» **Instructions for the task**: Search the records that follow and extract every line containing the string "Category".

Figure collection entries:

────────

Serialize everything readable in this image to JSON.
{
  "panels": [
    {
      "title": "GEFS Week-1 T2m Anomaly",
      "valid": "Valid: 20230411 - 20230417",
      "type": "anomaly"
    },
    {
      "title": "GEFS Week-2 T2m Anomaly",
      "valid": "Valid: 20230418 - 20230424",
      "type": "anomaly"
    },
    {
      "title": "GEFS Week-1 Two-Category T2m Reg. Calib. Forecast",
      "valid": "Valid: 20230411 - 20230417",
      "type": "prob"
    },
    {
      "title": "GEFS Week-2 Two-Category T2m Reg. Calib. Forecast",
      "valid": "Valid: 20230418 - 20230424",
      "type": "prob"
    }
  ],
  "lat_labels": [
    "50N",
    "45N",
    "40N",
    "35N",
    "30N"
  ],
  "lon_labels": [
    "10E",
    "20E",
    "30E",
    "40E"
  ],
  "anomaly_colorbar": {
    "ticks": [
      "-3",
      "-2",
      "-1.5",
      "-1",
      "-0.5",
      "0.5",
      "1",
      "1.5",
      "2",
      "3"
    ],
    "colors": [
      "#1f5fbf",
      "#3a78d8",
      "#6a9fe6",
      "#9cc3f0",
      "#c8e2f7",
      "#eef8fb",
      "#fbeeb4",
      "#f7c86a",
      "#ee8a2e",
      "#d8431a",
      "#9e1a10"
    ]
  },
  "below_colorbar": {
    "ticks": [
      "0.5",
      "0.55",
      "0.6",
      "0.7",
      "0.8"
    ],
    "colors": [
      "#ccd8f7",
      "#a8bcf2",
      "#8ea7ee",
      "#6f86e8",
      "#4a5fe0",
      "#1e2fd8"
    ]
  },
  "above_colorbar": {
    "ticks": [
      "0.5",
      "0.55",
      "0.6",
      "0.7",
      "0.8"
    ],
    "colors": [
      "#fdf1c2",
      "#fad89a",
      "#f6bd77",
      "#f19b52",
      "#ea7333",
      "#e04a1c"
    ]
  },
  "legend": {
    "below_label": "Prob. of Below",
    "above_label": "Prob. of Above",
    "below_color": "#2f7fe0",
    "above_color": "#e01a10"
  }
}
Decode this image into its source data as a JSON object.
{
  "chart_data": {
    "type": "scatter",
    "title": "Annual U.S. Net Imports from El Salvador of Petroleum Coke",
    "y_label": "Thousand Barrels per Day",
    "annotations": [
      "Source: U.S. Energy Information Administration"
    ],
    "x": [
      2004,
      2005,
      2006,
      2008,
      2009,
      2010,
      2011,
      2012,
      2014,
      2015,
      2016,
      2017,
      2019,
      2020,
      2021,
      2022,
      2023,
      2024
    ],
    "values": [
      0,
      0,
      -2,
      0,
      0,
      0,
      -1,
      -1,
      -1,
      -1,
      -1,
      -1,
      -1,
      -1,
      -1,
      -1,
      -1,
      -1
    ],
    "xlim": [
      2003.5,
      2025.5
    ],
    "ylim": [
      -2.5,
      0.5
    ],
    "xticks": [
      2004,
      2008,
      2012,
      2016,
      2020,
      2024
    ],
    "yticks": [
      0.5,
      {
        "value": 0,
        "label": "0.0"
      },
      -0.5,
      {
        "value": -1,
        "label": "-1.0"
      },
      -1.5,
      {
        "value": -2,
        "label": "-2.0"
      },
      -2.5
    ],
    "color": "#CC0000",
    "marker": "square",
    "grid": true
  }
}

────────

» **Solution to this task**:
      "title": "GEFS Week-1 Two-Category T2m Reg. Calib. Forecast",
      "title": "GEFS Week-2 Two-Category T2m Reg. Calib. Forecast",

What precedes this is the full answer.